_PROBLEM DESCRIPTION:_ Copy each line of the data below verbatim, from the first to the last.

┌────────

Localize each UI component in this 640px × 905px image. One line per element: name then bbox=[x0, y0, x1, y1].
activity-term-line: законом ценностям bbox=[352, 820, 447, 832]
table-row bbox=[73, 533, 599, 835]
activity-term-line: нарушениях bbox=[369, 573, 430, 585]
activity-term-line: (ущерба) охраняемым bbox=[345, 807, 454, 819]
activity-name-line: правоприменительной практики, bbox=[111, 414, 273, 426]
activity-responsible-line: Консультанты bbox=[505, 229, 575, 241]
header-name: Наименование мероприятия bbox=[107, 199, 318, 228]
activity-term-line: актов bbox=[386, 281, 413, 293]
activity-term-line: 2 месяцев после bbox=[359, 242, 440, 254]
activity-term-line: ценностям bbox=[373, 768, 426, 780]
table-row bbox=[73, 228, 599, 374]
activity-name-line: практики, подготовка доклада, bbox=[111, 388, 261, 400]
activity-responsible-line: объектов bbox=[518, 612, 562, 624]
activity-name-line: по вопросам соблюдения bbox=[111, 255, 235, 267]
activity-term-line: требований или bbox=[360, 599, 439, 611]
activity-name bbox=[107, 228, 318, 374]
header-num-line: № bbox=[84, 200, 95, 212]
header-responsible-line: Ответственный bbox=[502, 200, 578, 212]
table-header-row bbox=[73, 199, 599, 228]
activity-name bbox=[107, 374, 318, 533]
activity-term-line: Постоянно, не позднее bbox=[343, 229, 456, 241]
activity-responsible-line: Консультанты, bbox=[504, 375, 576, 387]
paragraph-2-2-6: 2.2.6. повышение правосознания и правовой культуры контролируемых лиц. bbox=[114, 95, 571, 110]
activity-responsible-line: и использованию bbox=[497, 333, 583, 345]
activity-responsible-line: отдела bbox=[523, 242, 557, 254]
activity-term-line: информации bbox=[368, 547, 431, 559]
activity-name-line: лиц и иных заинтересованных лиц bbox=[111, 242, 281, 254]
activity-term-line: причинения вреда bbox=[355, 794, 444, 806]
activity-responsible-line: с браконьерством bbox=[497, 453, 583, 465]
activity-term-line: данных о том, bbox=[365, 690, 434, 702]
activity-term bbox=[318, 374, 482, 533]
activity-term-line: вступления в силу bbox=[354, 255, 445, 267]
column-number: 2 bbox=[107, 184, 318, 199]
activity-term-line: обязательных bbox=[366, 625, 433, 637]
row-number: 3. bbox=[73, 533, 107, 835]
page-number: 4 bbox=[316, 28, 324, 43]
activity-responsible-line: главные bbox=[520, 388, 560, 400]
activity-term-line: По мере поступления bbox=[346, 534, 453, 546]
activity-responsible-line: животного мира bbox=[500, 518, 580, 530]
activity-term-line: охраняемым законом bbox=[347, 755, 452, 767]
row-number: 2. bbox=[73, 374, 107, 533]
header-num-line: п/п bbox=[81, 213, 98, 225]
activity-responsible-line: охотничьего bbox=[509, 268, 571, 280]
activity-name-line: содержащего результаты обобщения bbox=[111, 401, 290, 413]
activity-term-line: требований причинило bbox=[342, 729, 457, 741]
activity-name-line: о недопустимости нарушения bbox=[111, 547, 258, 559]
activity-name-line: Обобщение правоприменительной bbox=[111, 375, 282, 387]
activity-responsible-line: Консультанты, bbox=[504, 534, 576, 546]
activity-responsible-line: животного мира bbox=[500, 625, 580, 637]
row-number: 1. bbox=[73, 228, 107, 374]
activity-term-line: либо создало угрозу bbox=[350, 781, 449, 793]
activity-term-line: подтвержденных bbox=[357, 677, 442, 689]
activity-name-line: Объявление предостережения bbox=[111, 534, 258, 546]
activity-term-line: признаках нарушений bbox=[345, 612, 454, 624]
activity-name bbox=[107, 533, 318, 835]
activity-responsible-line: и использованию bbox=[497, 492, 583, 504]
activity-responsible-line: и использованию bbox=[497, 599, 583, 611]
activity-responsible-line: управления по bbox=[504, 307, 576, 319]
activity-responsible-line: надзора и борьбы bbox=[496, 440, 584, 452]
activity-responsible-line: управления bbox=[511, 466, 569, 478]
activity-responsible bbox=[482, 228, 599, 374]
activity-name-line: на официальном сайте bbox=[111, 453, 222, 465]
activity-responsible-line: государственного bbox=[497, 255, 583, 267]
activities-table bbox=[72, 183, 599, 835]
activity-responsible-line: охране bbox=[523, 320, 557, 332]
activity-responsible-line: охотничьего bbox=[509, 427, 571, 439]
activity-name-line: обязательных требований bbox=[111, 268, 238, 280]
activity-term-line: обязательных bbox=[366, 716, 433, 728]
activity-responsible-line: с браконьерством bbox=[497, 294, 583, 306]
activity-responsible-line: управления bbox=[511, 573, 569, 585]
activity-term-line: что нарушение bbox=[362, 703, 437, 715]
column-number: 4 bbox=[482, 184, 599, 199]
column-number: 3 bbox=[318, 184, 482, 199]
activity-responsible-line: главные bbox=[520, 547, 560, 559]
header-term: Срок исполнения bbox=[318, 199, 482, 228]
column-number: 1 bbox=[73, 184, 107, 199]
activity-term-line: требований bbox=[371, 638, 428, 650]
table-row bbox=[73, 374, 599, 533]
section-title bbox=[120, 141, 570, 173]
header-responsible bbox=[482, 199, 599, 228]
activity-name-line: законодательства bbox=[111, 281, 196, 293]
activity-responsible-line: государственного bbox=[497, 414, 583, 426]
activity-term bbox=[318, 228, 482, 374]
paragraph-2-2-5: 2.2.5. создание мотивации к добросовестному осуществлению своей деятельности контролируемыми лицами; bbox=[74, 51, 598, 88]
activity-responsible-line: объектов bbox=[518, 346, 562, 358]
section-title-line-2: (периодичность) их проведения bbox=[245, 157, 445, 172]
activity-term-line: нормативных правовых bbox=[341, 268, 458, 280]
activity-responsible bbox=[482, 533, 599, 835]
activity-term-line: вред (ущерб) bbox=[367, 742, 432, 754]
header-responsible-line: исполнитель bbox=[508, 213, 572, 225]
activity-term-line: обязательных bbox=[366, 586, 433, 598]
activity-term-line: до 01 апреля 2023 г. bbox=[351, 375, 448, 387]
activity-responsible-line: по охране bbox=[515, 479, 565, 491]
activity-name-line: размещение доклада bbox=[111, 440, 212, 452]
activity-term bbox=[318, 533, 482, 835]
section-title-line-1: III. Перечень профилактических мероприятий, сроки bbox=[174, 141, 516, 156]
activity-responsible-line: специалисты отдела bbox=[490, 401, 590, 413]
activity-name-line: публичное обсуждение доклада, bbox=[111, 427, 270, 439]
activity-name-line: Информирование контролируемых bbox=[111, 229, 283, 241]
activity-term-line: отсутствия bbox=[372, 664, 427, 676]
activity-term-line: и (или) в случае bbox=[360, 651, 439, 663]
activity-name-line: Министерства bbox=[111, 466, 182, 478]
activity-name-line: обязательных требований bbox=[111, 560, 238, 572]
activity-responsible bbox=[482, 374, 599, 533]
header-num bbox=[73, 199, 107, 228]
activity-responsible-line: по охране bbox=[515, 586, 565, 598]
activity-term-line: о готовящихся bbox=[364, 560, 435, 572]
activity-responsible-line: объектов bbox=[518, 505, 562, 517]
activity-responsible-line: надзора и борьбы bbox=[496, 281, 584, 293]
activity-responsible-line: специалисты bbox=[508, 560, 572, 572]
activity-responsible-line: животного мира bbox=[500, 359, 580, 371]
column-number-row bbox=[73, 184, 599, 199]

└────────

_TASK SOLUTION:_
Localize each UI component in this 640px × 905px image. One line per element: name then bbox=[x0, y0, x1, y1].
activity-term-line: законом ценностям bbox=[352, 820, 447, 832]
table-row bbox=[73, 533, 599, 835]
activity-term-line: нарушениях bbox=[369, 573, 430, 585]
activity-term-line: (ущерба) охраняемым bbox=[345, 807, 454, 819]
activity-name-line: правоприменительной практики, bbox=[111, 414, 273, 426]
activity-responsible-line: Консультанты bbox=[505, 229, 575, 241]
header-name: Наименование мероприятия bbox=[107, 199, 318, 228]
activity-term-line: актов bbox=[386, 281, 413, 293]
activity-term-line: 2 месяцев после bbox=[359, 242, 440, 254]
activity-term-line: ценностям bbox=[373, 768, 426, 780]
table-row bbox=[73, 228, 599, 374]
activity-name-line: практики, подготовка доклада, bbox=[111, 388, 261, 400]
activity-responsible-line: объектов bbox=[518, 612, 562, 624]
activity-name-line: по вопросам соблюдения bbox=[111, 255, 235, 267]
activity-term-line: требований или bbox=[360, 599, 439, 611]
activity-name bbox=[107, 228, 318, 374]
header-num-line: № bbox=[84, 200, 95, 212]
header-responsible-line: Ответственный bbox=[502, 200, 578, 212]
table-header-row bbox=[73, 199, 599, 228]
activity-name bbox=[107, 374, 318, 533]
activity-term-line: Постоянно, не позднее bbox=[343, 229, 456, 241]
activity-responsible-line: Консультанты, bbox=[504, 375, 576, 387]
paragraph-2-2-6: 2.2.6. повышение правосознания и правовой культуры контролируемых лиц. bbox=[114, 95, 571, 110]
activity-responsible-line: и использованию bbox=[497, 333, 583, 345]
activity-responsible-line: отдела bbox=[523, 242, 557, 254]
activity-term-line: информации bbox=[368, 547, 431, 559]
activity-name-line: лиц и иных заинтересованных лиц bbox=[111, 242, 281, 254]
activity-term-line: причинения вреда bbox=[355, 794, 444, 806]
activity-responsible-line: с браконьерством bbox=[497, 453, 583, 465]
activity-term-line: данных о том, bbox=[365, 690, 434, 702]
activity-term bbox=[318, 374, 482, 533]
activity-term-line: вступления в силу bbox=[354, 255, 445, 267]
column-number: 2 bbox=[107, 184, 318, 199]
activity-term-line: обязательных bbox=[366, 625, 433, 637]
row-number: 3. bbox=[73, 533, 107, 835]
page-number: 4 bbox=[316, 28, 324, 43]
activity-responsible-line: главные bbox=[520, 388, 560, 400]
activity-term-line: По мере поступления bbox=[346, 534, 453, 546]
activity-responsible-line: животного мира bbox=[500, 518, 580, 530]
activity-term-line: охраняемым законом bbox=[347, 755, 452, 767]
row-number: 2. bbox=[73, 374, 107, 533]
header-num-line: п/п bbox=[81, 213, 98, 225]
activity-responsible-line: охотничьего bbox=[509, 268, 571, 280]
activity-name-line: содержащего результаты обобщения bbox=[111, 401, 290, 413]
activity-term-line: требований причинило bbox=[342, 729, 457, 741]
activity-name-line: о недопустимости нарушения bbox=[111, 547, 258, 559]
activity-name-line: Обобщение правоприменительной bbox=[111, 375, 282, 387]
activity-responsible-line: Консультанты, bbox=[504, 534, 576, 546]
activity-responsible-line: животного мира bbox=[500, 625, 580, 637]
row-number: 1. bbox=[73, 228, 107, 374]
activity-term-line: либо создало угрозу bbox=[350, 781, 449, 793]
activity-term-line: подтвержденных bbox=[357, 677, 442, 689]
activity-name-line: Объявление предостережения bbox=[111, 534, 258, 546]
activity-term-line: признаках нарушений bbox=[345, 612, 454, 624]
activity-name bbox=[107, 533, 318, 835]
activity-responsible-line: и использованию bbox=[497, 492, 583, 504]
activity-responsible-line: и использованию bbox=[497, 599, 583, 611]
activity-responsible-line: управления по bbox=[504, 307, 576, 319]
activity-responsible-line: надзора и борьбы bbox=[496, 440, 584, 452]
activity-responsible-line: управления bbox=[511, 466, 569, 478]
activity-responsible bbox=[482, 228, 599, 374]
activity-name-line: на официальном сайте bbox=[111, 453, 222, 465]
activity-responsible-line: государственного bbox=[497, 255, 583, 267]
activities-table bbox=[72, 183, 599, 835]
activity-responsible-line: охране bbox=[523, 320, 557, 332]
activity-responsible-line: охотничьего bbox=[509, 427, 571, 439]
activity-name-line: обязательных требований bbox=[111, 268, 238, 280]
activity-term-line: обязательных bbox=[366, 716, 433, 728]
activity-responsible-line: с браконьерством bbox=[497, 294, 583, 306]
activity-responsible-line: управления bbox=[511, 573, 569, 585]
activity-term-line: что нарушение bbox=[362, 703, 437, 715]
column-number: 4 bbox=[482, 184, 599, 199]
column-number: 3 bbox=[318, 184, 482, 199]
activity-responsible-line: главные bbox=[520, 547, 560, 559]
header-term: Срок исполнения bbox=[318, 199, 482, 228]
column-number: 1 bbox=[73, 184, 107, 199]
activity-term-line: требований bbox=[371, 638, 428, 650]
table-row bbox=[73, 374, 599, 533]
section-title bbox=[120, 141, 570, 173]
header-responsible bbox=[482, 199, 599, 228]
activity-name-line: законодательства bbox=[111, 281, 196, 293]
activity-responsible-line: государственного bbox=[497, 414, 583, 426]
activity-term bbox=[318, 228, 482, 374]
paragraph-2-2-5: 2.2.5. создание мотивации к добросовестному осуществлению своей деятельности контролируемыми лицами; bbox=[74, 51, 598, 88]
activity-responsible-line: объектов bbox=[518, 346, 562, 358]
section-title-line-2: (периодичность) их проведения bbox=[245, 157, 445, 172]
activity-term-line: нормативных правовых bbox=[341, 268, 458, 280]
activity-responsible bbox=[482, 533, 599, 835]
activity-term-line: вред (ущерб) bbox=[367, 742, 432, 754]
header-responsible-line: исполнитель bbox=[508, 213, 572, 225]
activity-term-line: обязательных bbox=[366, 586, 433, 598]
activity-term-line: до 01 апреля 2023 г. bbox=[351, 375, 448, 387]
activity-responsible-line: по охране bbox=[515, 479, 565, 491]
activity-name-line: размещение доклада bbox=[111, 440, 212, 452]
activity-term bbox=[318, 533, 482, 835]
section-title-line-1: III. Перечень профилактических мероприятий, сроки bbox=[174, 141, 516, 156]
activity-responsible-line: специалисты отдела bbox=[490, 401, 590, 413]
activity-name-line: публичное обсуждение доклада, bbox=[111, 427, 270, 439]
activity-name-line: Информирование контролируемых bbox=[111, 229, 283, 241]
activity-term-line: отсутствия bbox=[372, 664, 427, 676]
activity-term-line: и (или) в случае bbox=[360, 651, 439, 663]
activity-name-line: Министерства bbox=[111, 466, 182, 478]
activity-name-line: обязательных требований bbox=[111, 560, 238, 572]
activity-responsible bbox=[482, 374, 599, 533]
header-num bbox=[73, 199, 107, 228]
activity-responsible-line: по охране bbox=[515, 586, 565, 598]
activity-term-line: о готовящихся bbox=[364, 560, 435, 572]
activity-responsible-line: объектов bbox=[518, 505, 562, 517]
activity-responsible-line: надзора и борьбы bbox=[496, 281, 584, 293]
activity-responsible-line: специалисты bbox=[508, 560, 572, 572]
activity-responsible-line: животного мира bbox=[500, 359, 580, 371]
column-number-row bbox=[73, 184, 599, 199]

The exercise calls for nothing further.